What is being asked: Tell how many lines include the string "JSON". Answer with a single number.

++++ Supplied data ++++

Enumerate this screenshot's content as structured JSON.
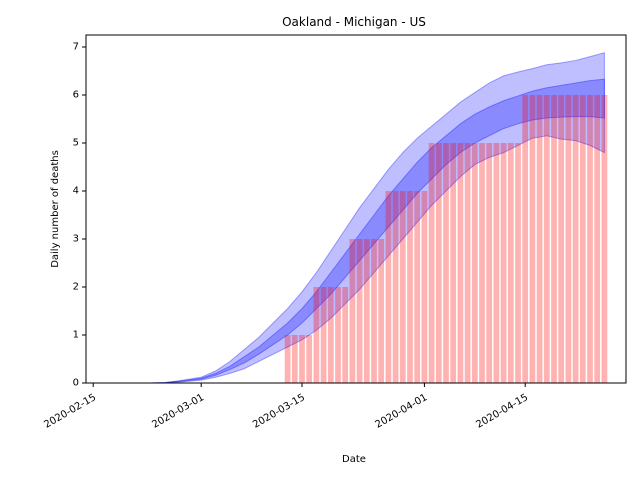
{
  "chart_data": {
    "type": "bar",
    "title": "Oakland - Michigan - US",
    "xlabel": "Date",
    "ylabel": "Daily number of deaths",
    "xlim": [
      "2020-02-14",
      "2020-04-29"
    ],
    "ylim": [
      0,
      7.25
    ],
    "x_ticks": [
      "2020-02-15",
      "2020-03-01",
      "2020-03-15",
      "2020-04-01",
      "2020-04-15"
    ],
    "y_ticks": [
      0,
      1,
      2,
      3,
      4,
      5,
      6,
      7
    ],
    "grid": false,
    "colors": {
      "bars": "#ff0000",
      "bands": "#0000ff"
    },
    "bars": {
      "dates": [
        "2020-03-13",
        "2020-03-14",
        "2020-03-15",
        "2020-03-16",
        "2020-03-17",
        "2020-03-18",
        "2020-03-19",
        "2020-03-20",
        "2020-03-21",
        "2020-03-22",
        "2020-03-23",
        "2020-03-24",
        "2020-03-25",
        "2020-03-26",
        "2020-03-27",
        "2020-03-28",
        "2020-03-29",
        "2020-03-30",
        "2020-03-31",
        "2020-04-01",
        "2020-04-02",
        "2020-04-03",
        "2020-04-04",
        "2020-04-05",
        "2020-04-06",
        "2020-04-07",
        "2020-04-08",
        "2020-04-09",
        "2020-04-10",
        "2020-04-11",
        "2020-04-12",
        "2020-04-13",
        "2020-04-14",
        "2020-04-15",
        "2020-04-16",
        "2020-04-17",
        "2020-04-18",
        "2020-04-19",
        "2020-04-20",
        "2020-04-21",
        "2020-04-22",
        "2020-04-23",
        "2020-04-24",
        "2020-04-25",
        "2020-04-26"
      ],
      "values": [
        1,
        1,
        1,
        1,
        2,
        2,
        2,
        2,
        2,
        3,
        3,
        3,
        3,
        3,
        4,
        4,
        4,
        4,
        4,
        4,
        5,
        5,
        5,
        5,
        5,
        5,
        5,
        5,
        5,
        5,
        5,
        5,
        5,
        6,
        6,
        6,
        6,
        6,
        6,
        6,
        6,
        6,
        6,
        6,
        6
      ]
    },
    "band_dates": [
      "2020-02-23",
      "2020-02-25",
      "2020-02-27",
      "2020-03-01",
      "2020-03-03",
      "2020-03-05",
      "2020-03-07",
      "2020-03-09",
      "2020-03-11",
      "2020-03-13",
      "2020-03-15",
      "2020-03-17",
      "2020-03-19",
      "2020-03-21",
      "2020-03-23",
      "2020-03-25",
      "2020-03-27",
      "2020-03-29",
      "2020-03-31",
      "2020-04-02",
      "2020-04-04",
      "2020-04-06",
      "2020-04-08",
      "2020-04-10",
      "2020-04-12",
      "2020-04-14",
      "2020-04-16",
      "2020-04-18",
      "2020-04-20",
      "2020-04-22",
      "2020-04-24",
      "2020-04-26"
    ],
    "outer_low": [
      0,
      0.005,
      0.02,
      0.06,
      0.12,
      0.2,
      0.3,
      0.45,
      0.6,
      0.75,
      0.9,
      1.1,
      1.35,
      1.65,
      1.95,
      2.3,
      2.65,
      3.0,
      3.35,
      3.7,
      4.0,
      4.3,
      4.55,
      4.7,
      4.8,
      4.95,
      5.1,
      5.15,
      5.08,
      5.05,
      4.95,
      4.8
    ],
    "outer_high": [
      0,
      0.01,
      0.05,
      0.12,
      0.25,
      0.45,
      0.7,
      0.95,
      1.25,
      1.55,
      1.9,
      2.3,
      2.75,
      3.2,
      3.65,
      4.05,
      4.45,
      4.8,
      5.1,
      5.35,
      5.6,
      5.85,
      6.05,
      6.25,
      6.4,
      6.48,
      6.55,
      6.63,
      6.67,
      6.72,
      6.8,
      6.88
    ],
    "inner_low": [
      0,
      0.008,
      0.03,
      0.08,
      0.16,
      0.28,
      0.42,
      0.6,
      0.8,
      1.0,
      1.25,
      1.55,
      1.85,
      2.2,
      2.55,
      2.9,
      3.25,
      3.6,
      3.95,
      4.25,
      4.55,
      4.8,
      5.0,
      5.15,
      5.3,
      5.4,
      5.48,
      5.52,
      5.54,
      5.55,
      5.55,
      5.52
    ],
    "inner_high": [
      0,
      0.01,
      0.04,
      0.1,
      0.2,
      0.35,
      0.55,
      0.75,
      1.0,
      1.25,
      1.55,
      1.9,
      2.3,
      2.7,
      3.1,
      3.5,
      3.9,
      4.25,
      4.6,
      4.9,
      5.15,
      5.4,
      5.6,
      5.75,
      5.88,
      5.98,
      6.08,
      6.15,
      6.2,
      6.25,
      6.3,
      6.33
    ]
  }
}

++++
++++ Supplied data ++++

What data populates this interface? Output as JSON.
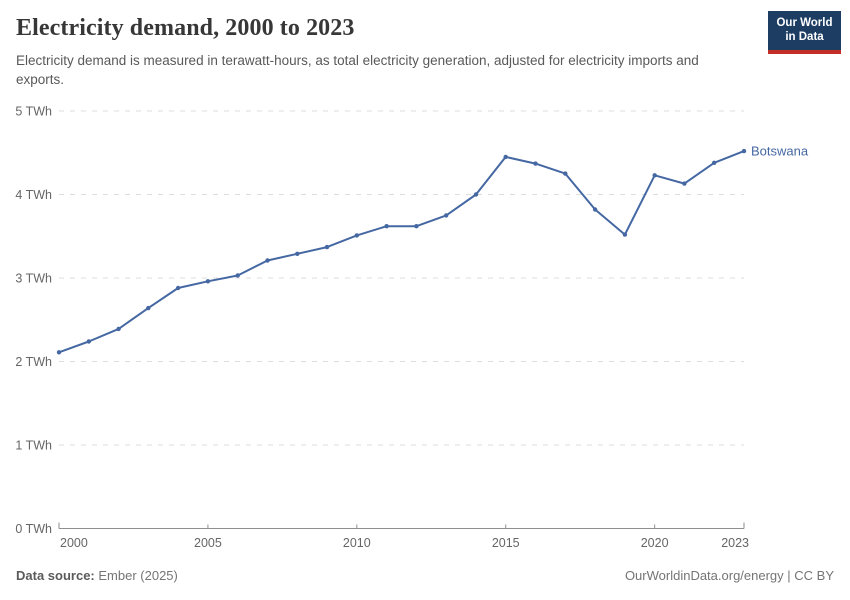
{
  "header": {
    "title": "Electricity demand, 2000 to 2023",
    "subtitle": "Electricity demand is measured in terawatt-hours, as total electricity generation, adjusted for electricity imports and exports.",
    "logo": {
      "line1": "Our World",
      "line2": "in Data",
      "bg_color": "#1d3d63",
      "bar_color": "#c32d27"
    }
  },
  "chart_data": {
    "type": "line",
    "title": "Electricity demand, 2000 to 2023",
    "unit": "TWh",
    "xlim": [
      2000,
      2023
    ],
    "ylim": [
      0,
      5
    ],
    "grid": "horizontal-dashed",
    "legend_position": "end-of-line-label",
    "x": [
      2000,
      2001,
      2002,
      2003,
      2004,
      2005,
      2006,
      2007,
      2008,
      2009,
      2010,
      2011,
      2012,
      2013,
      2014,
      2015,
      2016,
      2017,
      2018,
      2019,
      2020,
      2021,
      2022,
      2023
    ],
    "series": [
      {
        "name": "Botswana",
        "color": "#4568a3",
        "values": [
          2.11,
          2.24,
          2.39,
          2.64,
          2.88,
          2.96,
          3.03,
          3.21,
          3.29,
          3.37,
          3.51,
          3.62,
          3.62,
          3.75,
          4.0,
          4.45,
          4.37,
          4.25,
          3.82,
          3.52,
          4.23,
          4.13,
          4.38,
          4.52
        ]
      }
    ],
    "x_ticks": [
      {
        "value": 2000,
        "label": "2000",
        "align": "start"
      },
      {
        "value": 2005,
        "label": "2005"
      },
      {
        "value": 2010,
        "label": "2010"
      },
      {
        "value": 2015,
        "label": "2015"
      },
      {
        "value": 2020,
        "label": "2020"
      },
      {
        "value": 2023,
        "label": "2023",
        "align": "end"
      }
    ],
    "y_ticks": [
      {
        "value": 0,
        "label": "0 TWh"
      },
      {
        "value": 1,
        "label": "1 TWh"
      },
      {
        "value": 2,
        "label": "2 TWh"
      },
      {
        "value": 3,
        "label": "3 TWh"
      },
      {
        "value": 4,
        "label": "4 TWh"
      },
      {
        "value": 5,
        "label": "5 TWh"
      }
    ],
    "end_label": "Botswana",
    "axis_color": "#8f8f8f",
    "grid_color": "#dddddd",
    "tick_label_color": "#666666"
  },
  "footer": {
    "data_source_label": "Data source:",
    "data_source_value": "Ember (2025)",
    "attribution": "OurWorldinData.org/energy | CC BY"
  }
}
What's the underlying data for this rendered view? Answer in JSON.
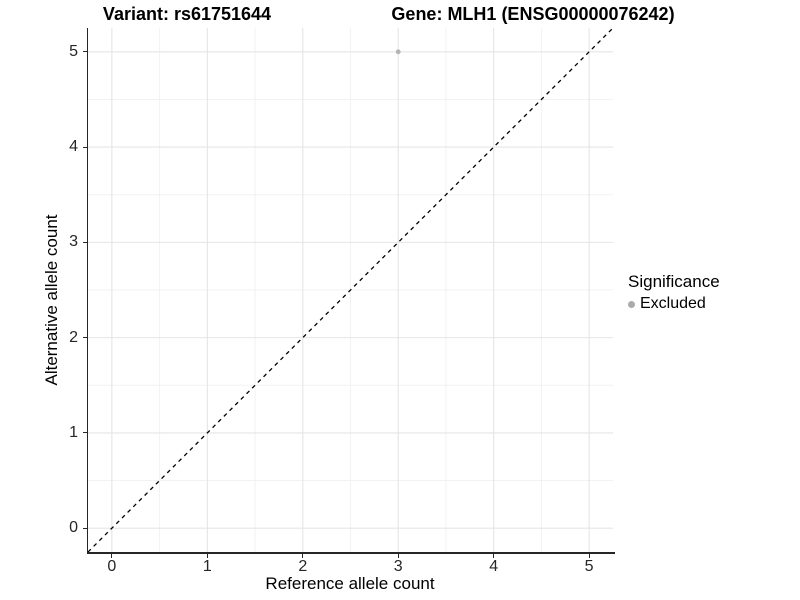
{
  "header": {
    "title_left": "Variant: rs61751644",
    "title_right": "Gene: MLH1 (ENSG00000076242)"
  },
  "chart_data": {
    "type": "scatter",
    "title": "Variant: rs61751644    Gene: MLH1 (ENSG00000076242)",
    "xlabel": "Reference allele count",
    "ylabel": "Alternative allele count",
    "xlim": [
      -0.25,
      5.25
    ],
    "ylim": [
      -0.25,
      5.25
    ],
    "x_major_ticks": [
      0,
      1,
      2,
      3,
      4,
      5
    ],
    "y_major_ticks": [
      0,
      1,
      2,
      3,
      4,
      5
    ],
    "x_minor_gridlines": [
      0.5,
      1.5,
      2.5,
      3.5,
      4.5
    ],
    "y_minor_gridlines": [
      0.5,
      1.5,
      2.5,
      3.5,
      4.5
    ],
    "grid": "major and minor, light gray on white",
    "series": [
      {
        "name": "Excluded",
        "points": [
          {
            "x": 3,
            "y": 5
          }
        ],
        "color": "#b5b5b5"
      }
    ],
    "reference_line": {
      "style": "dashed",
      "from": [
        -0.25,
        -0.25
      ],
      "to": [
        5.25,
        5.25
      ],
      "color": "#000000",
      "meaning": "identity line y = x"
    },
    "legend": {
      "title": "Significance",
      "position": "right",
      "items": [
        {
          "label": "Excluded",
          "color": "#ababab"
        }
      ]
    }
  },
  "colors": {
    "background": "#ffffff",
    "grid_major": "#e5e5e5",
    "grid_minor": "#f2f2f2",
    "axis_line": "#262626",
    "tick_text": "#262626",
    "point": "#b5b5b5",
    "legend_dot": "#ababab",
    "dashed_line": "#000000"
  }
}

++++
++++ Supplied data ++++

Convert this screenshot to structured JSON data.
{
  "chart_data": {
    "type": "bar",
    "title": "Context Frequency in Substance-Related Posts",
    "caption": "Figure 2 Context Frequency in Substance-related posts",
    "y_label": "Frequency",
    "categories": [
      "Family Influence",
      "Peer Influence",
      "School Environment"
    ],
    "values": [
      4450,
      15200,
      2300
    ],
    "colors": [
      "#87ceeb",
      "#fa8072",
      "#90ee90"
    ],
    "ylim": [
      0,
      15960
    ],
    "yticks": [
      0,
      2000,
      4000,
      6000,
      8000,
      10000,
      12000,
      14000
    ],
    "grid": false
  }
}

++++

Completed exercise: 4